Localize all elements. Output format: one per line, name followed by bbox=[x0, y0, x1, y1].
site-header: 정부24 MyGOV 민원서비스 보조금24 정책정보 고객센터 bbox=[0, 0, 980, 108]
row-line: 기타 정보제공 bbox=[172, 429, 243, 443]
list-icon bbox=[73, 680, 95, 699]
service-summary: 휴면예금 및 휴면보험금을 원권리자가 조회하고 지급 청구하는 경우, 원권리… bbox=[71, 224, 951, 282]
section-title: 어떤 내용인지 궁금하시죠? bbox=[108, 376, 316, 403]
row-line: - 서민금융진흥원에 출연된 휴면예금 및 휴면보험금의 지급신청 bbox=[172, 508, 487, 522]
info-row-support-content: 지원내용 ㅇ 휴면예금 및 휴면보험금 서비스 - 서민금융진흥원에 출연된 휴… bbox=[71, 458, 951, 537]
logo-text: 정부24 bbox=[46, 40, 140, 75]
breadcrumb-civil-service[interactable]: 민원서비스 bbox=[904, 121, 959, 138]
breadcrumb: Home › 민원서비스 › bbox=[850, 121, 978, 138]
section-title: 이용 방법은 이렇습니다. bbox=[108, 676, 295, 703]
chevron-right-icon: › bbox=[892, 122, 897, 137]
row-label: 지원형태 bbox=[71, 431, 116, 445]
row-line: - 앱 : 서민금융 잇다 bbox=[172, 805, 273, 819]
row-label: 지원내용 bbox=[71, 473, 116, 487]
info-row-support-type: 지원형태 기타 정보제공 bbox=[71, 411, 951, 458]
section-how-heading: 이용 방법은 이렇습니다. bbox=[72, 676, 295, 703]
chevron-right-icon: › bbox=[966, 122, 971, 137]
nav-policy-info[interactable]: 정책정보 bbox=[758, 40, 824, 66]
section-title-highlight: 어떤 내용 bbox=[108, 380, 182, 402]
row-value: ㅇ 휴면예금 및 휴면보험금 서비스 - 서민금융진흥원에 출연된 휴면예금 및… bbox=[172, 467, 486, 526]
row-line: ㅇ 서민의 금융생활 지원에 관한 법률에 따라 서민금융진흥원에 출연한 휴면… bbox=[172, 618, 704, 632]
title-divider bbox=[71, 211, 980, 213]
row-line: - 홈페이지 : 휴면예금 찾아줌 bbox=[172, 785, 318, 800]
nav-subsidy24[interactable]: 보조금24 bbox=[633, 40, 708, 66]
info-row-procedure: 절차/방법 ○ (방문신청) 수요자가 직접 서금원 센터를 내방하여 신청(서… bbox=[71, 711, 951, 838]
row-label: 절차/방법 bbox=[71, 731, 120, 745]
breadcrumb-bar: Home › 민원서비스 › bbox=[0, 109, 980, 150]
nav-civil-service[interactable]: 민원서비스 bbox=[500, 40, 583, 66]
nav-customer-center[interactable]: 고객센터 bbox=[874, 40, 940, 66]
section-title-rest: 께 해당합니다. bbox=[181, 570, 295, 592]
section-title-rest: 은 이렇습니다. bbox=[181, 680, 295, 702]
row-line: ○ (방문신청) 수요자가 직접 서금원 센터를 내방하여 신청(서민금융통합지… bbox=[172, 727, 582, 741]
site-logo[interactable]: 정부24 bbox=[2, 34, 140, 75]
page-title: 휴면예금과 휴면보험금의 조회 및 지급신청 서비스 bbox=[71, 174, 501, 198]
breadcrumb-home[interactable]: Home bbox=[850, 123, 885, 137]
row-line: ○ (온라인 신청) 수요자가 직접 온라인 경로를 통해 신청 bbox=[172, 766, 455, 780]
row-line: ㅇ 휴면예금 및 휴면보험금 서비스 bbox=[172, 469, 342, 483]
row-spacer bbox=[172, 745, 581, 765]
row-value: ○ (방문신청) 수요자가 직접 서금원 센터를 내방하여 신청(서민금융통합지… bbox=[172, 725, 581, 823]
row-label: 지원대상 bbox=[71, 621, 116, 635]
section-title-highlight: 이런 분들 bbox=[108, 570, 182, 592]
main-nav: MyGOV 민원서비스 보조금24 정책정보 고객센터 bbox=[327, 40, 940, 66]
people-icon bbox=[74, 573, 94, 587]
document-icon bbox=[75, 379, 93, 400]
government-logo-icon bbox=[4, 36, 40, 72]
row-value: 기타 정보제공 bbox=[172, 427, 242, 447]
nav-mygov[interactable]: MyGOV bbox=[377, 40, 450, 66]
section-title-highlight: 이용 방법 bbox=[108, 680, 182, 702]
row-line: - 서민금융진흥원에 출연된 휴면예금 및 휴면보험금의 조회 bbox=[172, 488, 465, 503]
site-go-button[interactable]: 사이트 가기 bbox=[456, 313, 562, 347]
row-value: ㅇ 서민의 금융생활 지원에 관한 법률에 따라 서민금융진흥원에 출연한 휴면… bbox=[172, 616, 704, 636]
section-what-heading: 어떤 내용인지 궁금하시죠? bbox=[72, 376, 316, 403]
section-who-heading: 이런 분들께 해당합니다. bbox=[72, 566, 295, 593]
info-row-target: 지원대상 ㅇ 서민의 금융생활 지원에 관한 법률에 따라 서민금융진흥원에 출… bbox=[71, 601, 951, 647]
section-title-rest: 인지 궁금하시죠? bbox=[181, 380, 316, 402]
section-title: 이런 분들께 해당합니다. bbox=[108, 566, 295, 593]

To do: Print every line of the listing above verbatim, in its original order.

Solution below:
Localize all elements. Output format: one per line, name followed by bbox=[x0, y0, x1, y1].
site-header: 정부24 MyGOV 민원서비스 보조금24 정책정보 고객센터 bbox=[0, 0, 980, 108]
row-line: 기타 정보제공 bbox=[172, 429, 243, 443]
list-icon bbox=[73, 680, 95, 699]
service-summary: 휴면예금 및 휴면보험금을 원권리자가 조회하고 지급 청구하는 경우, 원권리… bbox=[71, 224, 951, 282]
section-title: 어떤 내용인지 궁금하시죠? bbox=[108, 376, 316, 403]
row-line: - 서민금융진흥원에 출연된 휴면예금 및 휴면보험금의 지급신청 bbox=[172, 508, 487, 522]
info-row-support-content: 지원내용 ㅇ 휴면예금 및 휴면보험금 서비스 - 서민금융진흥원에 출연된 휴… bbox=[71, 458, 951, 537]
logo-text: 정부24 bbox=[46, 40, 140, 75]
breadcrumb-civil-service[interactable]: 민원서비스 bbox=[904, 121, 959, 138]
breadcrumb: Home › 민원서비스 › bbox=[850, 121, 978, 138]
section-title: 이용 방법은 이렇습니다. bbox=[108, 676, 295, 703]
chevron-right-icon: › bbox=[892, 122, 897, 137]
row-label: 지원형태 bbox=[71, 431, 116, 445]
row-line: - 앱 : 서민금융 잇다 bbox=[172, 805, 273, 819]
row-label: 지원내용 bbox=[71, 473, 116, 487]
info-row-support-type: 지원형태 기타 정보제공 bbox=[71, 411, 951, 458]
section-how-heading: 이용 방법은 이렇습니다. bbox=[72, 676, 295, 703]
chevron-right-icon: › bbox=[966, 122, 971, 137]
nav-policy-info[interactable]: 정책정보 bbox=[758, 40, 824, 66]
section-title-highlight: 어떤 내용 bbox=[108, 380, 182, 402]
row-value: ㅇ 휴면예금 및 휴면보험금 서비스 - 서민금융진흥원에 출연된 휴면예금 및… bbox=[172, 467, 486, 526]
row-line: ㅇ 서민의 금융생활 지원에 관한 법률에 따라 서민금융진흥원에 출연한 휴면… bbox=[172, 618, 704, 632]
title-divider bbox=[71, 211, 980, 213]
row-line: - 홈페이지 : 휴면예금 찾아줌 bbox=[172, 785, 318, 800]
nav-subsidy24[interactable]: 보조금24 bbox=[633, 40, 708, 66]
info-row-procedure: 절차/방법 ○ (방문신청) 수요자가 직접 서금원 센터를 내방하여 신청(서… bbox=[71, 711, 951, 838]
row-label: 절차/방법 bbox=[71, 731, 120, 745]
breadcrumb-bar: Home › 민원서비스 › bbox=[0, 109, 980, 150]
nav-civil-service[interactable]: 민원서비스 bbox=[500, 40, 583, 66]
nav-customer-center[interactable]: 고객센터 bbox=[874, 40, 940, 66]
section-title-rest: 께 해당합니다. bbox=[181, 570, 295, 592]
section-title-rest: 은 이렇습니다. bbox=[181, 680, 295, 702]
row-line: ○ (방문신청) 수요자가 직접 서금원 센터를 내방하여 신청(서민금융통합지… bbox=[172, 727, 582, 741]
site-logo[interactable]: 정부24 bbox=[2, 34, 140, 75]
page-title: 휴면예금과 휴면보험금의 조회 및 지급신청 서비스 bbox=[71, 174, 501, 198]
breadcrumb-home[interactable]: Home bbox=[850, 123, 885, 137]
row-line: ○ (온라인 신청) 수요자가 직접 온라인 경로를 통해 신청 bbox=[172, 766, 455, 780]
row-line: ㅇ 휴면예금 및 휴면보험금 서비스 bbox=[172, 469, 342, 483]
row-spacer bbox=[172, 745, 581, 765]
row-value: ○ (방문신청) 수요자가 직접 서금원 센터를 내방하여 신청(서민금융통합지… bbox=[172, 725, 581, 823]
row-label: 지원대상 bbox=[71, 621, 116, 635]
section-title-highlight: 이런 분들 bbox=[108, 570, 182, 592]
main-nav: MyGOV 민원서비스 보조금24 정책정보 고객센터 bbox=[327, 40, 940, 66]
people-icon bbox=[74, 573, 94, 587]
document-icon bbox=[75, 379, 93, 400]
government-logo-icon bbox=[4, 36, 40, 72]
row-value: 기타 정보제공 bbox=[172, 427, 242, 447]
nav-mygov[interactable]: MyGOV bbox=[377, 40, 450, 66]
section-title-highlight: 이용 방법 bbox=[108, 680, 182, 702]
row-line: - 서민금융진흥원에 출연된 휴면예금 및 휴면보험금의 조회 bbox=[172, 488, 465, 503]
site-go-button[interactable]: 사이트 가기 bbox=[456, 313, 562, 347]
row-value: ㅇ 서민의 금융생활 지원에 관한 법률에 따라 서민금융진흥원에 출연한 휴면… bbox=[172, 616, 704, 636]
section-what-heading: 어떤 내용인지 궁금하시죠? bbox=[72, 376, 316, 403]
section-who-heading: 이런 분들께 해당합니다. bbox=[72, 566, 295, 593]
info-row-target: 지원대상 ㅇ 서민의 금융생활 지원에 관한 법률에 따라 서민금융진흥원에 출… bbox=[71, 601, 951, 647]
section-title-rest: 인지 궁금하시죠? bbox=[181, 380, 316, 402]
section-title: 이런 분들께 해당합니다. bbox=[108, 566, 295, 593]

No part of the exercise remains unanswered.